* [Raw records]
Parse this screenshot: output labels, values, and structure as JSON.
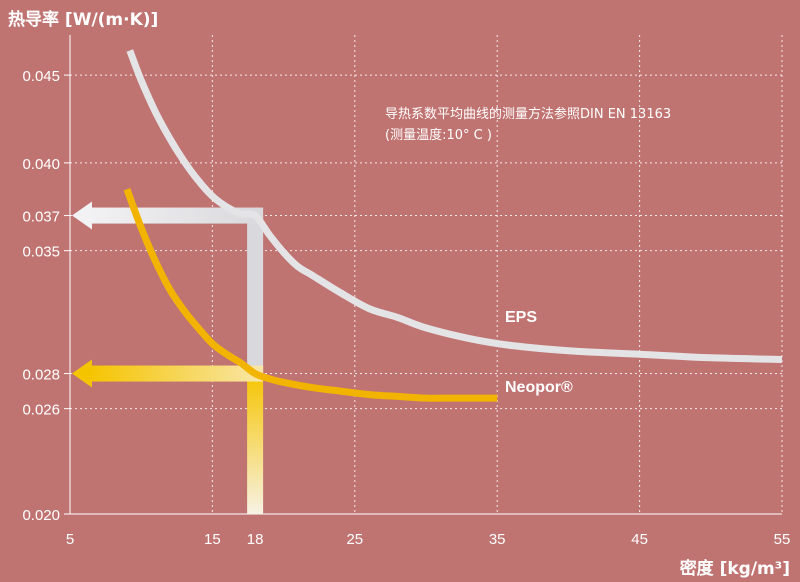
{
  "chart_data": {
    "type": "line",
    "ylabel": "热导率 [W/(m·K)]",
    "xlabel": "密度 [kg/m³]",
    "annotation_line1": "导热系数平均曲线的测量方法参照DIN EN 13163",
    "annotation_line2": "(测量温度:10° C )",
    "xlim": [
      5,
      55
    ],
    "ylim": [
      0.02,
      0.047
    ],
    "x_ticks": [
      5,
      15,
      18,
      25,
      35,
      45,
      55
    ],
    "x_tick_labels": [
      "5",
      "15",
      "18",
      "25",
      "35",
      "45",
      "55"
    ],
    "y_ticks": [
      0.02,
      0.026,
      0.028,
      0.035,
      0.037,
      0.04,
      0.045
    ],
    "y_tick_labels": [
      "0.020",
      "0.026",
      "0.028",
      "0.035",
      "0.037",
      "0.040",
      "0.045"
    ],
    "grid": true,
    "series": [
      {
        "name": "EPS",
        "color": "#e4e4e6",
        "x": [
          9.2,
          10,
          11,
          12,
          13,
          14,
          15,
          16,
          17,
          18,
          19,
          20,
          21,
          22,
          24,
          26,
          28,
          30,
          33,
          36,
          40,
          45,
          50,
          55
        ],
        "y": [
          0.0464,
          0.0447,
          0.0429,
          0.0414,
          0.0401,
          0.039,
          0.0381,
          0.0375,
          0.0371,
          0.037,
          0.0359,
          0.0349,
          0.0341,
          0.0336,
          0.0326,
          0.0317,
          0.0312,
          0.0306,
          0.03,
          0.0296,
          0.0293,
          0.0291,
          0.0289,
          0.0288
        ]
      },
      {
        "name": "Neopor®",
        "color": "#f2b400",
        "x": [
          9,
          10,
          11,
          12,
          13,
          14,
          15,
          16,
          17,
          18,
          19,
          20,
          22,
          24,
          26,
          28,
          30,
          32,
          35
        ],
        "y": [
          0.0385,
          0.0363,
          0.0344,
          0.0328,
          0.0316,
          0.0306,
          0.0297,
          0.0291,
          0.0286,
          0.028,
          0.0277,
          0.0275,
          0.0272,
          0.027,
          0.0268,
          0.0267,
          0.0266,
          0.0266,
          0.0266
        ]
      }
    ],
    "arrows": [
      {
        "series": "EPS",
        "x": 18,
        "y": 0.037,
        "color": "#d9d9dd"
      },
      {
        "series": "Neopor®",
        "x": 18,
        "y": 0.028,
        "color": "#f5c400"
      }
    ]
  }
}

...

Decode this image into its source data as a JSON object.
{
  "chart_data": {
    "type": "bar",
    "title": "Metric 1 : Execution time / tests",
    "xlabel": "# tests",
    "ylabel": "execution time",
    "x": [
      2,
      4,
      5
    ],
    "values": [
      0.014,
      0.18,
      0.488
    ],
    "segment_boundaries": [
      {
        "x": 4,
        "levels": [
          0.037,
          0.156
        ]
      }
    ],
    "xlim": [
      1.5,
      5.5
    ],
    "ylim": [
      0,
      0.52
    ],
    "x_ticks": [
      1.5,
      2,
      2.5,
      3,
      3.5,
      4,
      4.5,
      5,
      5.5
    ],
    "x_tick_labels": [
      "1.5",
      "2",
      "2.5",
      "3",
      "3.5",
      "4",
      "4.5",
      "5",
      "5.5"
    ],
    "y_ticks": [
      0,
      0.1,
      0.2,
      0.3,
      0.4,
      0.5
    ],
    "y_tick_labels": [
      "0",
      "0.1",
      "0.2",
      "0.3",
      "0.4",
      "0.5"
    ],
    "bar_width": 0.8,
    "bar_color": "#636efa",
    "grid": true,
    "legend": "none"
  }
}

---

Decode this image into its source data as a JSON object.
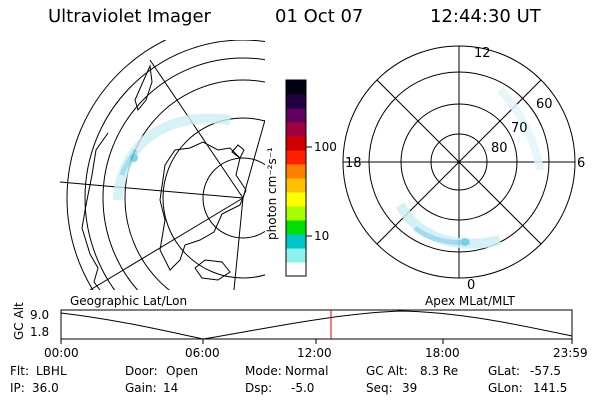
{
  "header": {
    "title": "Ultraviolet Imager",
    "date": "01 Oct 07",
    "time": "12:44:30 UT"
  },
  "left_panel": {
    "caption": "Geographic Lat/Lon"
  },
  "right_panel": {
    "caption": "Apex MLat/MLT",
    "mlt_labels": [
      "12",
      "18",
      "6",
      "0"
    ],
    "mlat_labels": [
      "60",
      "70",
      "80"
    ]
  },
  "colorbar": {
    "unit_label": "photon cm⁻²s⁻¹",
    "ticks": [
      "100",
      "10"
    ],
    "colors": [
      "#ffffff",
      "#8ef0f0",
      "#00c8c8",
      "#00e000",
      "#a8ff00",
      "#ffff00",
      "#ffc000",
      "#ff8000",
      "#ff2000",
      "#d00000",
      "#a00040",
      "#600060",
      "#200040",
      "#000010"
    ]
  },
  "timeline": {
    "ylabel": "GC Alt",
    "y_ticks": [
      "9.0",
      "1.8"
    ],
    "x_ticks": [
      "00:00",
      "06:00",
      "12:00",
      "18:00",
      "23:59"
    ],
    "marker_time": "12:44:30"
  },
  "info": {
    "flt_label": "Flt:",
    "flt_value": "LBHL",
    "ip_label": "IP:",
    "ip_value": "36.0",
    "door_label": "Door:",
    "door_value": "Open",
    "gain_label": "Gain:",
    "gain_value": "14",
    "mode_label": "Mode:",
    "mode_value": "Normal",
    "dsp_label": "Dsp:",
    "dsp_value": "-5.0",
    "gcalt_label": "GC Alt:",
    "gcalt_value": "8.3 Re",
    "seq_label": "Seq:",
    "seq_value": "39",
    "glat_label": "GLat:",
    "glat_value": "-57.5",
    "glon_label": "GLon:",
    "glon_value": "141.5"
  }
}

* [Instruction]
Find the string "caption" in the records, then copy each line where it occurs.

* [Solution for this exercise]
    "caption": "Geographic Lat/Lon"
    "caption": "Apex MLat/MLT",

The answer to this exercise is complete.